Your goal:
Please find all lines in the data that hold the string "title" and copy them.

Entries shown:
################
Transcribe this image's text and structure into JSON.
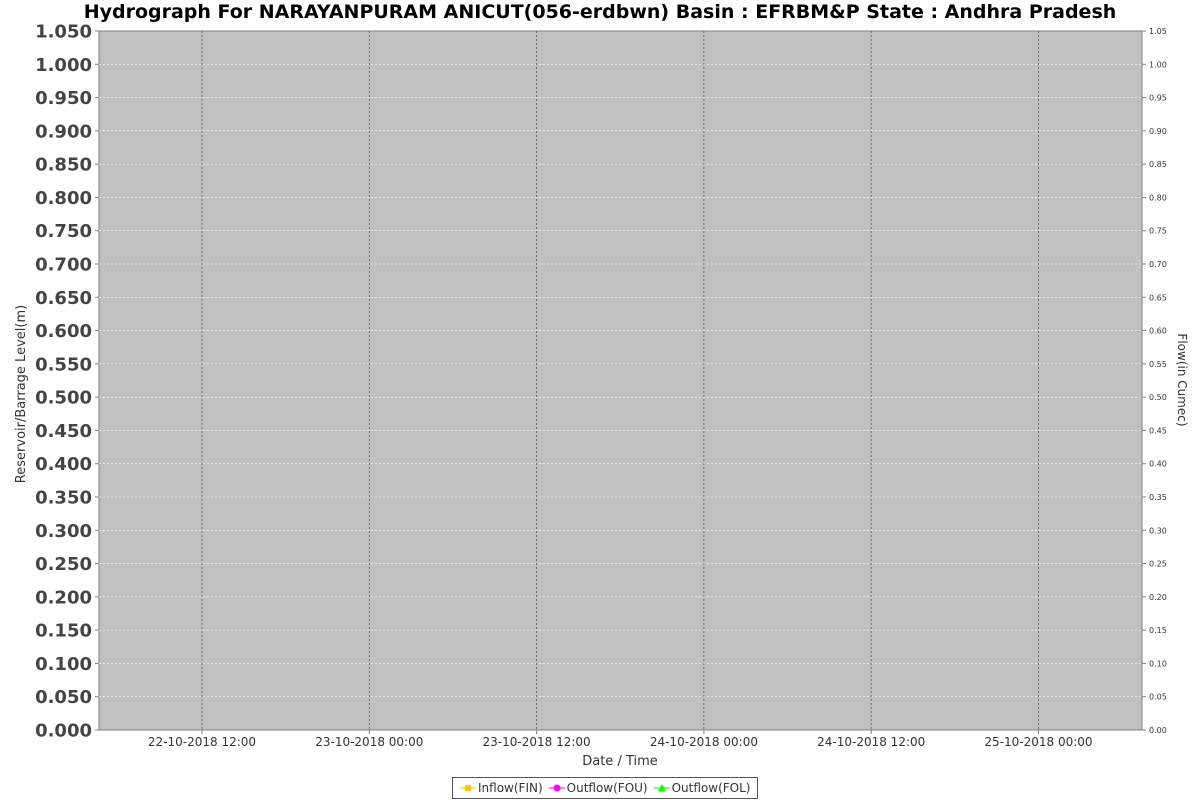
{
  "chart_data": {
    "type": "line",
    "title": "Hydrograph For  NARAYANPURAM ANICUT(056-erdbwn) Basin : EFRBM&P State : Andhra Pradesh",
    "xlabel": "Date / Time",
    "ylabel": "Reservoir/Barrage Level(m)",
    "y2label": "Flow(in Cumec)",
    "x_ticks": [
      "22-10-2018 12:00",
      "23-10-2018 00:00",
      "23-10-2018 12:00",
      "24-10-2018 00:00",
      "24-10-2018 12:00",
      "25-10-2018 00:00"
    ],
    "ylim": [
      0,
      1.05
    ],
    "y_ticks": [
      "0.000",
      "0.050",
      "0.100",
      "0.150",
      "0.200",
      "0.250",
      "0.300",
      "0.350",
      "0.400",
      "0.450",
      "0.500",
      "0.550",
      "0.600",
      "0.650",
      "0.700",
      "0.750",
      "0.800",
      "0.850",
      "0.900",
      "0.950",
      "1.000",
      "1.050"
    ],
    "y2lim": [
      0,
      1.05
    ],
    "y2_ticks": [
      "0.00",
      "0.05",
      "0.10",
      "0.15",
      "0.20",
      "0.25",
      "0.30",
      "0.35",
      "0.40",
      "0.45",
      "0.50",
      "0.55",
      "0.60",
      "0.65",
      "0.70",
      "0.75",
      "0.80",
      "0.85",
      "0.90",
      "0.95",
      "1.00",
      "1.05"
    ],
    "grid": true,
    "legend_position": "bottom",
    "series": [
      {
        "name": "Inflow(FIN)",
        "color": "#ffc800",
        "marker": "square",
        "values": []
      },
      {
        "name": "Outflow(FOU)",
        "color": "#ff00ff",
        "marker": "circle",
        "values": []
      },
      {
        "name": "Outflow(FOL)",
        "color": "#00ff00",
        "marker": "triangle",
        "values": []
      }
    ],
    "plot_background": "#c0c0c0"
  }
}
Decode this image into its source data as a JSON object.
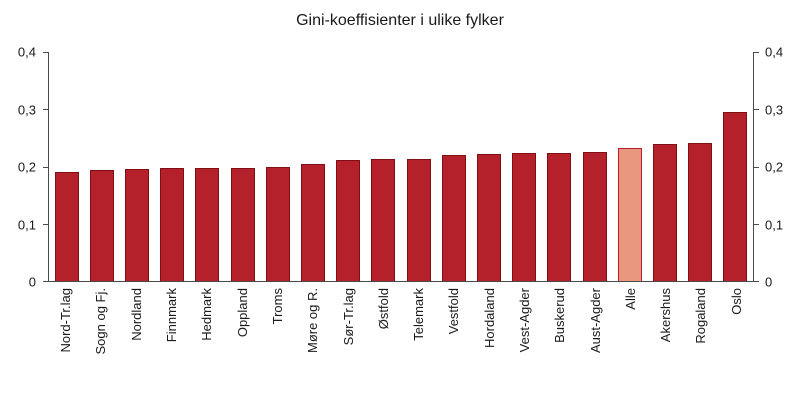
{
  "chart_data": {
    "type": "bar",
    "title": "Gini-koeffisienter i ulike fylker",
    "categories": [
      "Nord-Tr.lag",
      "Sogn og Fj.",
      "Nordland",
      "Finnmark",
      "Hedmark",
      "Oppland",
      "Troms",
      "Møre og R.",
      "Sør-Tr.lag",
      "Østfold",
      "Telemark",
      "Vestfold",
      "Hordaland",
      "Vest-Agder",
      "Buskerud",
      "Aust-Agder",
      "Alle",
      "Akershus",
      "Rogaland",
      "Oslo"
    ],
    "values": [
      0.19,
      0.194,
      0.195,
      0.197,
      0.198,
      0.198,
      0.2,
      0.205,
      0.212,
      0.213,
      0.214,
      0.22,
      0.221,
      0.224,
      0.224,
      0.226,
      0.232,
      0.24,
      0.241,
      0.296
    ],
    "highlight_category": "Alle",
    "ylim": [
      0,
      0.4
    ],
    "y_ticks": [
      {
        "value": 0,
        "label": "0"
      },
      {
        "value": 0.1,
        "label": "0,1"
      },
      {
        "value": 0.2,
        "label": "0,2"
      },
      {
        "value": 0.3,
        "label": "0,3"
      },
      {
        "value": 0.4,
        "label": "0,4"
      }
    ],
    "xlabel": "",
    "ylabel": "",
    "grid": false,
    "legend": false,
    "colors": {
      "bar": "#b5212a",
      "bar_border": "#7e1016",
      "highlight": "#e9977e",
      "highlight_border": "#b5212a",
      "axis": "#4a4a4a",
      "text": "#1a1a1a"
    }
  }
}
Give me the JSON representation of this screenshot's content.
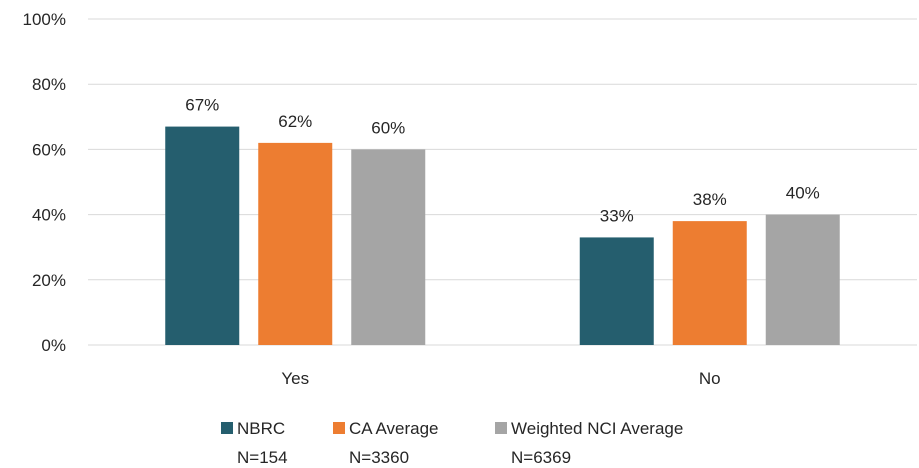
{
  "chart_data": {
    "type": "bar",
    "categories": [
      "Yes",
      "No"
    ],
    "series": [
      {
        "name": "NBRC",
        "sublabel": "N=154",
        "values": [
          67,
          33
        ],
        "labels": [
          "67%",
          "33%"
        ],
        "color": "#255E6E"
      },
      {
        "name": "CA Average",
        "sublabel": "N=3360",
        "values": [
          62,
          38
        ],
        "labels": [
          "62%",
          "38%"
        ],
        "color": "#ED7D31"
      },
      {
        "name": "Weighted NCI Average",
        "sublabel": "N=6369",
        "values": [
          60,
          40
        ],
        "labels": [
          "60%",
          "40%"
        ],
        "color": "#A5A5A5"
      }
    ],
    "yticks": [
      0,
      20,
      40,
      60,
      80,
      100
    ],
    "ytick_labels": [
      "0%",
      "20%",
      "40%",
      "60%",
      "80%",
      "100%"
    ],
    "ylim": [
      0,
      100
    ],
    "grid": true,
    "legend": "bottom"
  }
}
################
Solution to this exercise:
    "title": "Hydrograph For  NARAYANPURAM ANICUT(056-erdbwn) Basin : EFRBM&P State : Andhra Pradesh",
    "title": "Gini-koeffisienter i ulike fylker",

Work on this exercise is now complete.